> _Selected text_
————

Japanese manga series

Yamaguchi-kun Isn't So Bad (山口くんはワルくない, Yamaguchi-kun wa Warukunai) is a Japanese manga series written and illustrated by Yuu Saiki. It has been serialized in Kodansha's shōjo manga magazine Bessatsu Friend since September 2019. A live-action film adaptation premiered in Japanese theaters in June 2026.

==Characters==
- Asuka Yamaguchi (山口飛鳥, Yamaguchi Asuka)

- Satsuki Shinohara (篠原皐, Shinohara Satsuki)

- Rion Ishizaki (石崎琳央, Ishizaki Rion)

- Honoka Waku (Waku Honoka)

- Kotone Suzuki (Suzuki Kotone)

- Erii Morimiya (Morimiya Erii)

- Shio Kimura (Kimura Shio)

- Aki Nonaka (Nonaka Aki)

- Ichi Maezawa (Maezawa Ichi)

- Ichika Teshigahara (Ichika Teshigahara)

————

> _Provided data_
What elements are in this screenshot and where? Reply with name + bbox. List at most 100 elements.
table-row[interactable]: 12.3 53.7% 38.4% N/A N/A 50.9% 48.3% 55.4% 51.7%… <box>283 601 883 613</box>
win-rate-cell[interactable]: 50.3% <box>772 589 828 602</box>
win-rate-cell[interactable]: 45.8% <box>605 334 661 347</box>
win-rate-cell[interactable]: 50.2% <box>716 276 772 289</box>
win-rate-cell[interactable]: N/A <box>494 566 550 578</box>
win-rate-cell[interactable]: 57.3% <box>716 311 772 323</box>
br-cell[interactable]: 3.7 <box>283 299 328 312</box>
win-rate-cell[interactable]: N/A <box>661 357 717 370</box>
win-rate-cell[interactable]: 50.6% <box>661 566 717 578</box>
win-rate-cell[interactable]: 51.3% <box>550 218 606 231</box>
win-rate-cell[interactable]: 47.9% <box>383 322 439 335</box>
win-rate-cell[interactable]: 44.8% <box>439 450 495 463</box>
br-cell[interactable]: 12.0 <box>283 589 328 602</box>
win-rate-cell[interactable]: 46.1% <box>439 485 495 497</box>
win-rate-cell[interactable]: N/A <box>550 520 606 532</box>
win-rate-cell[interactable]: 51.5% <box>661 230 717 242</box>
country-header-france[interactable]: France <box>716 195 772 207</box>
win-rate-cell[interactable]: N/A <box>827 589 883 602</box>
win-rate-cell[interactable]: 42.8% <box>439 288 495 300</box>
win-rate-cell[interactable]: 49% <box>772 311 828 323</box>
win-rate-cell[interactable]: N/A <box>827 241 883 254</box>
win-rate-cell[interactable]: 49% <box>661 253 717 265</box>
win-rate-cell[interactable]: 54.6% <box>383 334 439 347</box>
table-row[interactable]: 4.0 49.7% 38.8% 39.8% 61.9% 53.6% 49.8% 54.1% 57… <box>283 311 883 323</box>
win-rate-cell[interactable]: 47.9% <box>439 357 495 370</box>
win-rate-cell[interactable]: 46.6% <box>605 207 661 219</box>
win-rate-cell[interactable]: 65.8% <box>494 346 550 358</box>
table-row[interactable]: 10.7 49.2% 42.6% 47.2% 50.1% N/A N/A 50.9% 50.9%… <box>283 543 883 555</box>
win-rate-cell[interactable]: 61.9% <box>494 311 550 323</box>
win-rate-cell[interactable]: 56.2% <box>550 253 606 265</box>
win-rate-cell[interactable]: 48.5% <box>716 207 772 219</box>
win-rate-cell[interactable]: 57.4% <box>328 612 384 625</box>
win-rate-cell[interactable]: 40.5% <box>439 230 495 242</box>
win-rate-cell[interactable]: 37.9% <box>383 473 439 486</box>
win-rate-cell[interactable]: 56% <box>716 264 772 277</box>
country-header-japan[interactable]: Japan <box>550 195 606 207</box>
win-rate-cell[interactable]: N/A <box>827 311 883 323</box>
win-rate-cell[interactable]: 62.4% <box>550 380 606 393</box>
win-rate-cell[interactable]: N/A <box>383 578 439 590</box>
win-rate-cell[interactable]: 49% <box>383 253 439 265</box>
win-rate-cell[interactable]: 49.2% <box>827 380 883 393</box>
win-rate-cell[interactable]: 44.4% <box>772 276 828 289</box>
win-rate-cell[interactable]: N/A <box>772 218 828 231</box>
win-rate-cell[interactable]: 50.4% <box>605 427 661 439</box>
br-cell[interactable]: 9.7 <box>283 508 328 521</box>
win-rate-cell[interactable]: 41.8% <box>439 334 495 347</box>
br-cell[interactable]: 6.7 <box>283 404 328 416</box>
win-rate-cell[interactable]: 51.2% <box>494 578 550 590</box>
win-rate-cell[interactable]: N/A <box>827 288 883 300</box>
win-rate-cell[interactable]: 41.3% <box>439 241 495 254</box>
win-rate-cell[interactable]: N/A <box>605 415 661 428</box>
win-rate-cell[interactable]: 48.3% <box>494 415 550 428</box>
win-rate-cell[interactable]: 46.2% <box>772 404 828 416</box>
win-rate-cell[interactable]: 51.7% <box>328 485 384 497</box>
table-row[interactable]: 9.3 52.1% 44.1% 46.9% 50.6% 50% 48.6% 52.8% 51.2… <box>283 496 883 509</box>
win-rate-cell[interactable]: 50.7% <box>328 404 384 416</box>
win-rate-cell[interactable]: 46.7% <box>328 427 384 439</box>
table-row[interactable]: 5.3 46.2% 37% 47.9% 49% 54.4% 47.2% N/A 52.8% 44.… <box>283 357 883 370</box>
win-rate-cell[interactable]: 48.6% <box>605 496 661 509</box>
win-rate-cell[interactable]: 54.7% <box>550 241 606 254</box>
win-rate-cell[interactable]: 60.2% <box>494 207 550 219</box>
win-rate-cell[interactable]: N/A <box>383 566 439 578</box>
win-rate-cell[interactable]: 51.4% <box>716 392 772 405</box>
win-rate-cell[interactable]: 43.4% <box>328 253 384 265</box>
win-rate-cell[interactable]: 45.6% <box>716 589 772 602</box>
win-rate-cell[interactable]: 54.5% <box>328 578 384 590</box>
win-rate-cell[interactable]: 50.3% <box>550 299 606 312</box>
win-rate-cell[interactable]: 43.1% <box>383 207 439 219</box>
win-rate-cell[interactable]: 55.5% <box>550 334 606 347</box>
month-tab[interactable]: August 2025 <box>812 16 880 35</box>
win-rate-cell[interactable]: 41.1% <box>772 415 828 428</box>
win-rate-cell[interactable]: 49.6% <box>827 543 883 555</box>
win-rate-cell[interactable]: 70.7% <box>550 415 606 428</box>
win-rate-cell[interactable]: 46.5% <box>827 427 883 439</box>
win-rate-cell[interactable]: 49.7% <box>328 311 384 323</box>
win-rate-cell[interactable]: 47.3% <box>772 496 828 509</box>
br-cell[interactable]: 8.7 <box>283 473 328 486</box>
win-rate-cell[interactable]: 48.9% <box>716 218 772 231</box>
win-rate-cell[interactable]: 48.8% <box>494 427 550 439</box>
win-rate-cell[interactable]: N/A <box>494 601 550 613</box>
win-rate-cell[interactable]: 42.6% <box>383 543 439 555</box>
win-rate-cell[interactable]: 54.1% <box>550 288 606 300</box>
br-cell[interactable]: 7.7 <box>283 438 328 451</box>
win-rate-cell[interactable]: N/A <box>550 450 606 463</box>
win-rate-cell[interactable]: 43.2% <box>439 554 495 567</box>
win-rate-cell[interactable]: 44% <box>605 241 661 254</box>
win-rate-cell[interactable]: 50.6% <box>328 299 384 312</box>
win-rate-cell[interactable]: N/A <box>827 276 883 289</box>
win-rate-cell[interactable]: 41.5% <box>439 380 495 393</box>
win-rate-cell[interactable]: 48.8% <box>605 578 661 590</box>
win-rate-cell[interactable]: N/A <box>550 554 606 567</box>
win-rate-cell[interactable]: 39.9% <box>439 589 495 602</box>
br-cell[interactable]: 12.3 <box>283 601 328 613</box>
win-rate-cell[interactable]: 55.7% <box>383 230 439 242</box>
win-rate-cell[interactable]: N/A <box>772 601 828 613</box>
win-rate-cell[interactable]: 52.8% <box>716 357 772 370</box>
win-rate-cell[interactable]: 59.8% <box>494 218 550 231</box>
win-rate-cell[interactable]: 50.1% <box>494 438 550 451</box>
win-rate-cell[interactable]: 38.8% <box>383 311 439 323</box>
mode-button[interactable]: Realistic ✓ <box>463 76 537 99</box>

————

> _Exercise tasks_
A) In the article on the manga Yamaguchi-kun Isn't So Bad, which magazine serializes the series?
B) Carry on the article on the manga Yamaguchi-kun Isn't So Bad, starting after its last entry.

> _Expected results_
A) Kodansha's shōjo manga magazine Bessatsu Friend.

B)
- Homeroom Teacher

- Yamaguchi's grandfather

- Yamaguchi's grandmother

==Media==
===Manga===
Written and illustrated by Yuu Saiki, Yamaguchi-kun Isn't So Bad started in Kodansha's shōjo manga magazine Bessatsu Friend on September 13, 2019. The manga went on hiatus in June 2022 due to Saiki's childbirth, and resumed on July 13, 2023. Kodansha has collected its chapters into individual tankōbon volumes. The first volume was released on January 10, 2020. As of June 12, 2026, thirteen volumes have been released.

In July 2021, Kodansha USA announced that they have licensed the manga for English digital release in North America.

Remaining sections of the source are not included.